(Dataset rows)

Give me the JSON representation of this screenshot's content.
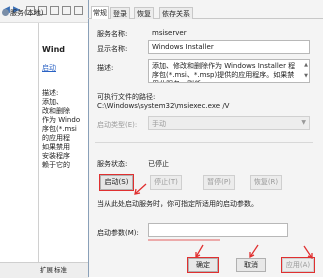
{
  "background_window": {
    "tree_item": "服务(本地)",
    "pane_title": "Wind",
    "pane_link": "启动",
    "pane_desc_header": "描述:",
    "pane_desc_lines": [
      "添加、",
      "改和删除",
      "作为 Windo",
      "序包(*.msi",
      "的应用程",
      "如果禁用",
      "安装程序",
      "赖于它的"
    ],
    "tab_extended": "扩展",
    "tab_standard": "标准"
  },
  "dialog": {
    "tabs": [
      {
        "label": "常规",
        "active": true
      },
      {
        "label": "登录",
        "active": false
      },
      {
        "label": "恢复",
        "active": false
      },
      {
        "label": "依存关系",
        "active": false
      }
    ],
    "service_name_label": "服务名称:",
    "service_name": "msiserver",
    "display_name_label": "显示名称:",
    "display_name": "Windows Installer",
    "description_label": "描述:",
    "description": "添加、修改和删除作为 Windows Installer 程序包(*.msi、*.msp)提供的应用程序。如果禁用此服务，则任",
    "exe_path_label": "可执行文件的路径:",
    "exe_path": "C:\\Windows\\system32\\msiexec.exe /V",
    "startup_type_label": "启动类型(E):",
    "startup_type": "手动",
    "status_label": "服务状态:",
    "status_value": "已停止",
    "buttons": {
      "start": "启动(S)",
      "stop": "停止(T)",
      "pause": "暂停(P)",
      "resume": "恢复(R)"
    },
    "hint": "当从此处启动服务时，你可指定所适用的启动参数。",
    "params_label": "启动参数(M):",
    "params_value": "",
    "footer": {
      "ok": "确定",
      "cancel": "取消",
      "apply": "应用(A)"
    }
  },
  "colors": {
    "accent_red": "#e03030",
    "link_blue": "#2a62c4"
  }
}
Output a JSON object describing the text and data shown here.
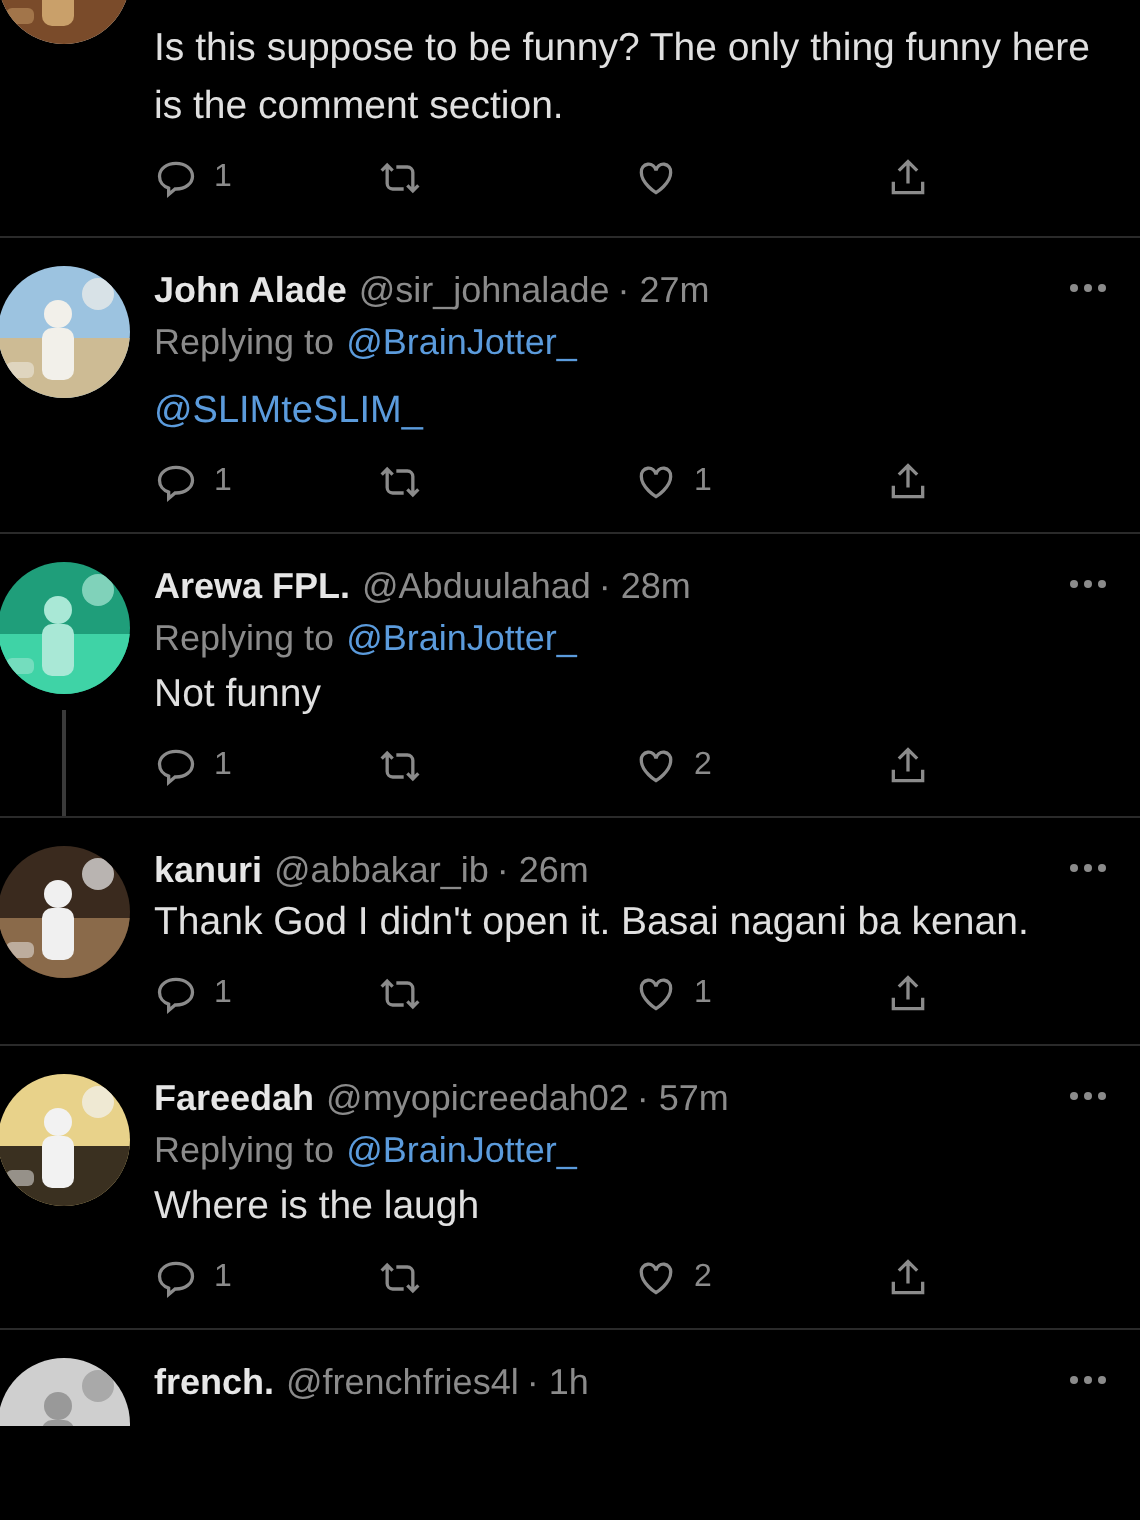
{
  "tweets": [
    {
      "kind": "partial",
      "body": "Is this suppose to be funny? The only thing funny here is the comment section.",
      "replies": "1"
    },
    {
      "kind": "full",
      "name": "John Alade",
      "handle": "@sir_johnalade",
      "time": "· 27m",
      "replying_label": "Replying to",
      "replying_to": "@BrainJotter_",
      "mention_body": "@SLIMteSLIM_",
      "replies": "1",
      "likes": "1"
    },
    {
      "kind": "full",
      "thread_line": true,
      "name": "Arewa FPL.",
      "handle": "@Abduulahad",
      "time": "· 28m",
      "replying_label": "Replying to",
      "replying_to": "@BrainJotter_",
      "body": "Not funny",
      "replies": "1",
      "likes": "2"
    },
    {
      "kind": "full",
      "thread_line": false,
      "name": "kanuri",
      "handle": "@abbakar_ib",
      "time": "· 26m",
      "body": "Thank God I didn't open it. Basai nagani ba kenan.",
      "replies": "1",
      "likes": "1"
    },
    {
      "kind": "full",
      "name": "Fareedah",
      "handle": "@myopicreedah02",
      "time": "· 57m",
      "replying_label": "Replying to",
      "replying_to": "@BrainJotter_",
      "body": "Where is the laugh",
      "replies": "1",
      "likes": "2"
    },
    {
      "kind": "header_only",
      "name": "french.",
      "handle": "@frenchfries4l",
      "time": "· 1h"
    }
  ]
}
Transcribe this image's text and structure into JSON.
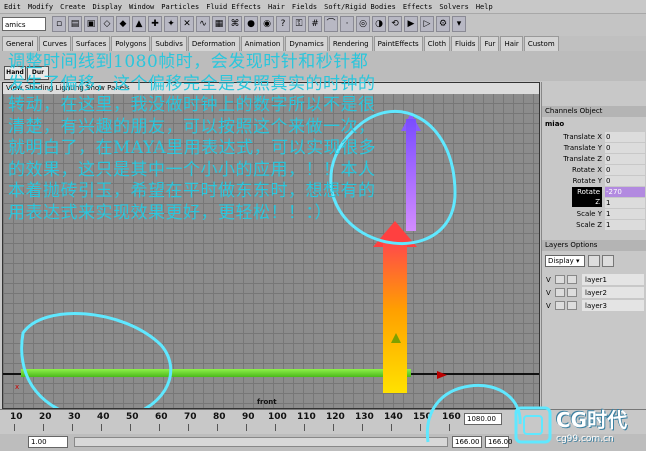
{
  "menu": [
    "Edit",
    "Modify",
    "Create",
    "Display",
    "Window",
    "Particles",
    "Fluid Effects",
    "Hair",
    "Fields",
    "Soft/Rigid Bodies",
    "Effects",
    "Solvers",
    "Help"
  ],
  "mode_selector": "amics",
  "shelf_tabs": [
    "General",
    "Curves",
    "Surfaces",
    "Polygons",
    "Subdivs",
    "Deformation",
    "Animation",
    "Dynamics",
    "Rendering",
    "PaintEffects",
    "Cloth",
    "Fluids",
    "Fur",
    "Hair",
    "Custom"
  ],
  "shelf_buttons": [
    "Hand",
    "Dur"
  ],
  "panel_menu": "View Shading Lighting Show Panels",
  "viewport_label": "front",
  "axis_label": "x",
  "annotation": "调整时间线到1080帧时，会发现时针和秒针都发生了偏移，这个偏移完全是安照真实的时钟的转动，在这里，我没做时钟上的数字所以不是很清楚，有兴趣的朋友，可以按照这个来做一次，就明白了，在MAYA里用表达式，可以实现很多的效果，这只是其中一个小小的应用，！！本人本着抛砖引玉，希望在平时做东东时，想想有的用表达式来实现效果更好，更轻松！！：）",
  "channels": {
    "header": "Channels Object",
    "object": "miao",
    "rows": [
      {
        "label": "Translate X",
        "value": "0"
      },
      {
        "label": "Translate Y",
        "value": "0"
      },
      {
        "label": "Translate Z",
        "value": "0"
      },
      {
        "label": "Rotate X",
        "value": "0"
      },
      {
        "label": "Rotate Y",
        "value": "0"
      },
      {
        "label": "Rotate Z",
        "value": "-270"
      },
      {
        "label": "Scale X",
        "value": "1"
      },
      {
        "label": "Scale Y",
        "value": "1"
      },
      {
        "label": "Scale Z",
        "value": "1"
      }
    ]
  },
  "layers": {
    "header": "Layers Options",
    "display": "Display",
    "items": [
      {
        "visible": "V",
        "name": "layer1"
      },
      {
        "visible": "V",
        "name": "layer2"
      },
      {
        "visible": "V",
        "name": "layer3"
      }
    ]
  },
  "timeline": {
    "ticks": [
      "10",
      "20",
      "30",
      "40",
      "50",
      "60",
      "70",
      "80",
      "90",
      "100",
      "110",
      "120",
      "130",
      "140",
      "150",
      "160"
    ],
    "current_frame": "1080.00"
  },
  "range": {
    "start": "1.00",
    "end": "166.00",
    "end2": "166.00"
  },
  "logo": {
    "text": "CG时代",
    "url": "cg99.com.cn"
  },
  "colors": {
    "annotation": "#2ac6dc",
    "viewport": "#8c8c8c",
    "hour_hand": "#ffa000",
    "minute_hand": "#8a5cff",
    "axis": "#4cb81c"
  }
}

_Goal of the exercise_: Except for the pictures, copy every line of the records above exactly.

_Answer to the task_:
Give me the JSON representation of this screenshot's content.
{
  "background_window": {
    "tree_item": "服务(本地)",
    "pane_title": "Wind",
    "pane_link": "启动",
    "pane_desc_header": "描述:",
    "pane_desc_lines": [
      "添加、",
      "改和删除",
      "作为 Windo",
      "序包(*.msi",
      "的应用程",
      "如果禁用",
      "安装程序",
      "赖于它的"
    ],
    "tab_extended": "扩展",
    "tab_standard": "标准"
  },
  "dialog": {
    "tabs": [
      {
        "label": "常规",
        "active": true
      },
      {
        "label": "登录",
        "active": false
      },
      {
        "label": "恢复",
        "active": false
      },
      {
        "label": "依存关系",
        "active": false
      }
    ],
    "service_name_label": "服务名称:",
    "service_name": "msiserver",
    "display_name_label": "显示名称:",
    "display_name": "Windows Installer",
    "description_label": "描述:",
    "description": "添加、修改和删除作为 Windows Installer 程序包(*.msi、*.msp)提供的应用程序。如果禁用此服务，则任",
    "exe_path_label": "可执行文件的路径:",
    "exe_path": "C:\\Windows\\system32\\msiexec.exe /V",
    "startup_type_label": "启动类型(E):",
    "startup_type": "手动",
    "status_label": "服务状态:",
    "status_value": "已停止",
    "buttons": {
      "start": "启动(S)",
      "stop": "停止(T)",
      "pause": "暂停(P)",
      "resume": "恢复(R)"
    },
    "hint": "当从此处启动服务时，你可指定所适用的启动参数。",
    "params_label": "启动参数(M):",
    "params_value": "",
    "footer": {
      "ok": "确定",
      "cancel": "取消",
      "apply": "应用(A)"
    }
  },
  "colors": {
    "accent_red": "#e03030",
    "link_blue": "#2a62c4"
  }
}
Output a JSON object describing the text and data shown here.
{
  "tweets": [
    {
      "kind": "partial",
      "body": "Is this suppose to be funny? The only thing funny here is the comment section.",
      "replies": "1"
    },
    {
      "kind": "full",
      "name": "John Alade",
      "handle": "@sir_johnalade",
      "time": "· 27m",
      "replying_label": "Replying to",
      "replying_to": "@BrainJotter_",
      "mention_body": "@SLIMteSLIM_",
      "replies": "1",
      "likes": "1"
    },
    {
      "kind": "full",
      "thread_line": true,
      "name": "Arewa FPL.",
      "handle": "@Abduulahad",
      "time": "· 28m",
      "replying_label": "Replying to",
      "replying_to": "@BrainJotter_",
      "body": "Not funny",
      "replies": "1",
      "likes": "2"
    },
    {
      "kind": "full",
      "thread_line": false,
      "name": "kanuri",
      "handle": "@abbakar_ib",
      "time": "· 26m",
      "body": "Thank God I didn't open it. Basai nagani ba kenan.",
      "replies": "1",
      "likes": "1"
    },
    {
      "kind": "full",
      "name": "Fareedah",
      "handle": "@myopicreedah02",
      "time": "· 57m",
      "replying_label": "Replying to",
      "replying_to": "@BrainJotter_",
      "body": "Where is the laugh",
      "replies": "1",
      "likes": "2"
    },
    {
      "kind": "header_only",
      "name": "french.",
      "handle": "@frenchfries4l",
      "time": "· 1h"
    }
  ]
}
Transcribe this image's text and structure into JSON.
{
  "menu": [
    "Edit",
    "Modify",
    "Create",
    "Display",
    "Window",
    "Particles",
    "Fluid Effects",
    "Hair",
    "Fields",
    "Soft/Rigid Bodies",
    "Effects",
    "Solvers",
    "Help"
  ],
  "mode_selector": "amics",
  "shelf_tabs": [
    "General",
    "Curves",
    "Surfaces",
    "Polygons",
    "Subdivs",
    "Deformation",
    "Animation",
    "Dynamics",
    "Rendering",
    "PaintEffects",
    "Cloth",
    "Fluids",
    "Fur",
    "Hair",
    "Custom"
  ],
  "shelf_buttons": [
    "Hand",
    "Dur"
  ],
  "panel_menu": "View Shading Lighting Show Panels",
  "viewport_label": "front",
  "axis_label": "x",
  "annotation": "调整时间线到1080帧时，会发现时针和秒针都发生了偏移，这个偏移完全是安照真实的时钟的转动，在这里，我没做时钟上的数字所以不是很清楚，有兴趣的朋友，可以按照这个来做一次，就明白了，在MAYA里用表达式，可以实现很多的效果，这只是其中一个小小的应用，！！本人本着抛砖引玉，希望在平时做东东时，想想有的用表达式来实现效果更好，更轻松！！：）",
  "channels": {
    "header": "Channels Object",
    "object": "miao",
    "rows": [
      {
        "label": "Translate X",
        "value": "0"
      },
      {
        "label": "Translate Y",
        "value": "0"
      },
      {
        "label": "Translate Z",
        "value": "0"
      },
      {
        "label": "Rotate X",
        "value": "0"
      },
      {
        "label": "Rotate Y",
        "value": "0"
      },
      {
        "label": "Rotate Z",
        "value": "-270"
      },
      {
        "label": "Scale X",
        "value": "1"
      },
      {
        "label": "Scale Y",
        "value": "1"
      },
      {
        "label": "Scale Z",
        "value": "1"
      }
    ]
  },
  "layers": {
    "header": "Layers Options",
    "display": "Display",
    "items": [
      {
        "visible": "V",
        "name": "layer1"
      },
      {
        "visible": "V",
        "name": "layer2"
      },
      {
        "visible": "V",
        "name": "layer3"
      }
    ]
  },
  "timeline": {
    "ticks": [
      "10",
      "20",
      "30",
      "40",
      "50",
      "60",
      "70",
      "80",
      "90",
      "100",
      "110",
      "120",
      "130",
      "140",
      "150",
      "160"
    ],
    "current_frame": "1080.00"
  },
  "range": {
    "start": "1.00",
    "end": "166.00",
    "end2": "166.00"
  },
  "logo": {
    "text": "CG时代",
    "url": "cg99.com.cn"
  },
  "colors": {
    "annotation": "#2ac6dc",
    "viewport": "#8c8c8c",
    "hour_hand": "#ffa000",
    "minute_hand": "#8a5cff",
    "axis": "#4cb81c"
  }
}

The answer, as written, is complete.